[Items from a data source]
_ _ _ _ _ _ _

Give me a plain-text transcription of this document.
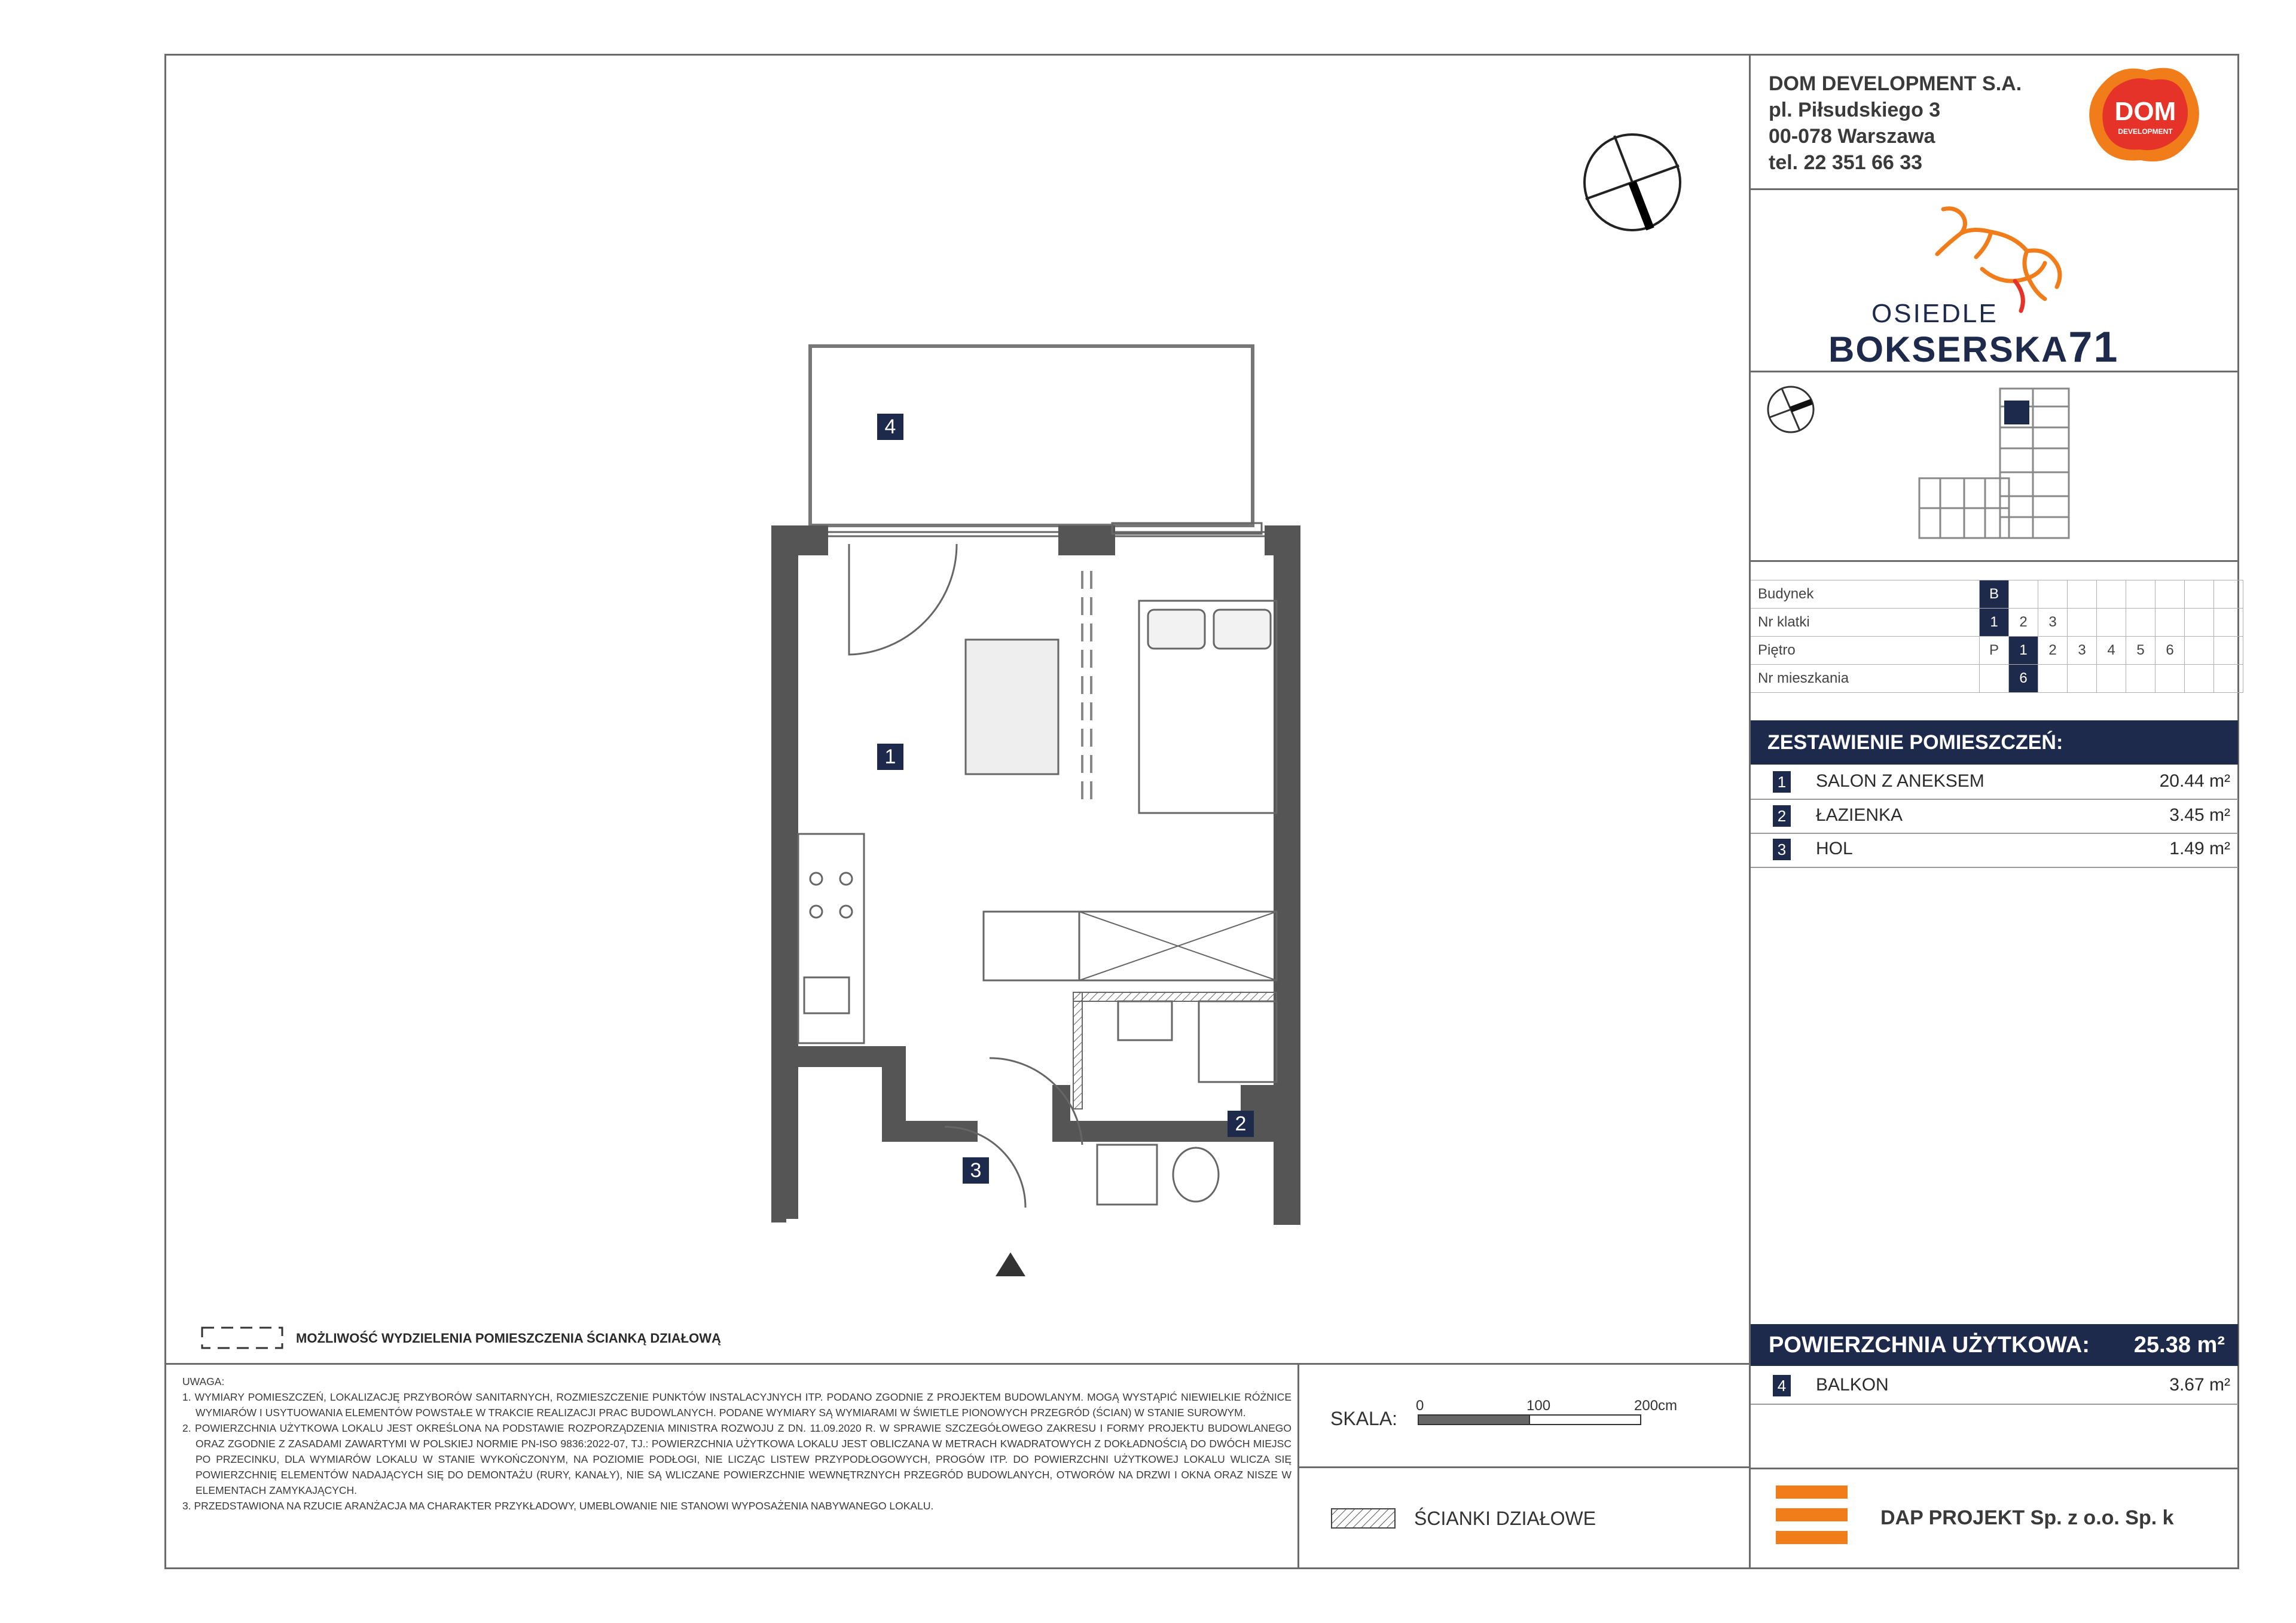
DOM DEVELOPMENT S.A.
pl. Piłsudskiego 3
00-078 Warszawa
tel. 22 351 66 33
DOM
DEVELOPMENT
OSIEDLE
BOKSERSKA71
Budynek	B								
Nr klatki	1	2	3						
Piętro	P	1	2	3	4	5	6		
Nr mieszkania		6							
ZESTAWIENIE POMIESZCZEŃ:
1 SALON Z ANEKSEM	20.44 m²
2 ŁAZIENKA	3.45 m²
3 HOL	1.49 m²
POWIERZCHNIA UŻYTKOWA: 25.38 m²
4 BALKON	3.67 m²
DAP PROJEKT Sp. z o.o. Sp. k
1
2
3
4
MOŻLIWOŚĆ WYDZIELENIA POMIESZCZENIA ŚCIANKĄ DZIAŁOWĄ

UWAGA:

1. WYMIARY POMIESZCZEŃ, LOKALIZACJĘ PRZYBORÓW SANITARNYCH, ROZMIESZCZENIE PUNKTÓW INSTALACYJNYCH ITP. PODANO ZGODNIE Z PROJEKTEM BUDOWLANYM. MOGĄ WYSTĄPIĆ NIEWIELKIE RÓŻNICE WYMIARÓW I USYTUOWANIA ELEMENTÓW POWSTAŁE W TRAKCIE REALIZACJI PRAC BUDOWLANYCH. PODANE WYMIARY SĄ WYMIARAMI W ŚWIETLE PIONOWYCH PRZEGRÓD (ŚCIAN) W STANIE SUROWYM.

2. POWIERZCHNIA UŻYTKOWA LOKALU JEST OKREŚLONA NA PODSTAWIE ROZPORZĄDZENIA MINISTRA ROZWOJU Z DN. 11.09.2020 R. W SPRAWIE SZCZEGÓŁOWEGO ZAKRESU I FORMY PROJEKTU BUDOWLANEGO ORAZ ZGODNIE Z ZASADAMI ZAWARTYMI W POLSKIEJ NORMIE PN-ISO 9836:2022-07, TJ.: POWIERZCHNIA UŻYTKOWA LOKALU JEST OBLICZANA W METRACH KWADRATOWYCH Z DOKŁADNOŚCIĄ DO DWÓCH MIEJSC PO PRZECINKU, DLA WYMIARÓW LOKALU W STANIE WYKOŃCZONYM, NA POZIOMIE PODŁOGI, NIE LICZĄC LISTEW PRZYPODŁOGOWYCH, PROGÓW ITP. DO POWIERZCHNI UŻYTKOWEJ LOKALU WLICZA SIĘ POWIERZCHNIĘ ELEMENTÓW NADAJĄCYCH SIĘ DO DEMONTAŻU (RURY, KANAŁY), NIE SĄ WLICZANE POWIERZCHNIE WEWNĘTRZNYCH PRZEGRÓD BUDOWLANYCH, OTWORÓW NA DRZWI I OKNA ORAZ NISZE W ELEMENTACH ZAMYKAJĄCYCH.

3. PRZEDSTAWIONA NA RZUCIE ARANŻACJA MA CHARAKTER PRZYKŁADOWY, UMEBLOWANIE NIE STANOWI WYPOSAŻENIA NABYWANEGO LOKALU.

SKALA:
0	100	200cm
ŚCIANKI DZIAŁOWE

_ _ _ _ _ _ _

> Given request:
Give an exact reproduction of every line, leaving out any picture.

> Final result:
Give me a plain-text transcription of this document.
DOM DEVELOPMENT S.A.
pl. Piłsudskiego 3
00-078 Warszawa
tel. 22 351 66 33
DOM
DEVELOPMENT
OSIEDLE
BOKSERSKA71
Budynek	B								
Nr klatki	1	2	3						
Piętro	P	1	2	3	4	5	6		
Nr mieszkania		6							
ZESTAWIENIE POMIESZCZEŃ:
1 SALON Z ANEKSEM	20.44 m²
2 ŁAZIENKA	3.45 m²
3 HOL	1.49 m²
POWIERZCHNIA UŻYTKOWA: 25.38 m²
4 BALKON	3.67 m²
DAP PROJEKT Sp. z o.o. Sp. k
1
2
3
4
MOŻLIWOŚĆ WYDZIELENIA POMIESZCZENIA ŚCIANKĄ DZIAŁOWĄ

UWAGA:

1. WYMIARY POMIESZCZEŃ, LOKALIZACJĘ PRZYBORÓW SANITARNYCH, ROZMIESZCZENIE PUNKTÓW INSTALACYJNYCH ITP. PODANO ZGODNIE Z PROJEKTEM BUDOWLANYM. MOGĄ WYSTĄPIĆ NIEWIELKIE RÓŻNICE WYMIARÓW I USYTUOWANIA ELEMENTÓW POWSTAŁE W TRAKCIE REALIZACJI PRAC BUDOWLANYCH. PODANE WYMIARY SĄ WYMIARAMI W ŚWIETLE PIONOWYCH PRZEGRÓD (ŚCIAN) W STANIE SUROWYM.

2. POWIERZCHNIA UŻYTKOWA LOKALU JEST OKREŚLONA NA PODSTAWIE ROZPORZĄDZENIA MINISTRA ROZWOJU Z DN. 11.09.2020 R. W SPRAWIE SZCZEGÓŁOWEGO ZAKRESU I FORMY PROJEKTU BUDOWLANEGO ORAZ ZGODNIE Z ZASADAMI ZAWARTYMI W POLSKIEJ NORMIE PN-ISO 9836:2022-07, TJ.: POWIERZCHNIA UŻYTKOWA LOKALU JEST OBLICZANA W METRACH KWADRATOWYCH Z DOKŁADNOŚCIĄ DO DWÓCH MIEJSC PO PRZECINKU, DLA WYMIARÓW LOKALU W STANIE WYKOŃCZONYM, NA POZIOMIE PODŁOGI, NIE LICZĄC LISTEW PRZYPODŁOGOWYCH, PROGÓW ITP. DO POWIERZCHNI UŻYTKOWEJ LOKALU WLICZA SIĘ POWIERZCHNIĘ ELEMENTÓW NADAJĄCYCH SIĘ DO DEMONTAŻU (RURY, KANAŁY), NIE SĄ WLICZANE POWIERZCHNIE WEWNĘTRZNYCH PRZEGRÓD BUDOWLANYCH, OTWORÓW NA DRZWI I OKNA ORAZ NISZE W ELEMENTACH ZAMYKAJĄCYCH.

3. PRZEDSTAWIONA NA RZUCIE ARANŻACJA MA CHARAKTER PRZYKŁADOWY, UMEBLOWANIE NIE STANOWI WYPOSAŻENIA NABYWANEGO LOKALU.

SKALA:
0	100	200cm
ŚCIANKI DZIAŁOWE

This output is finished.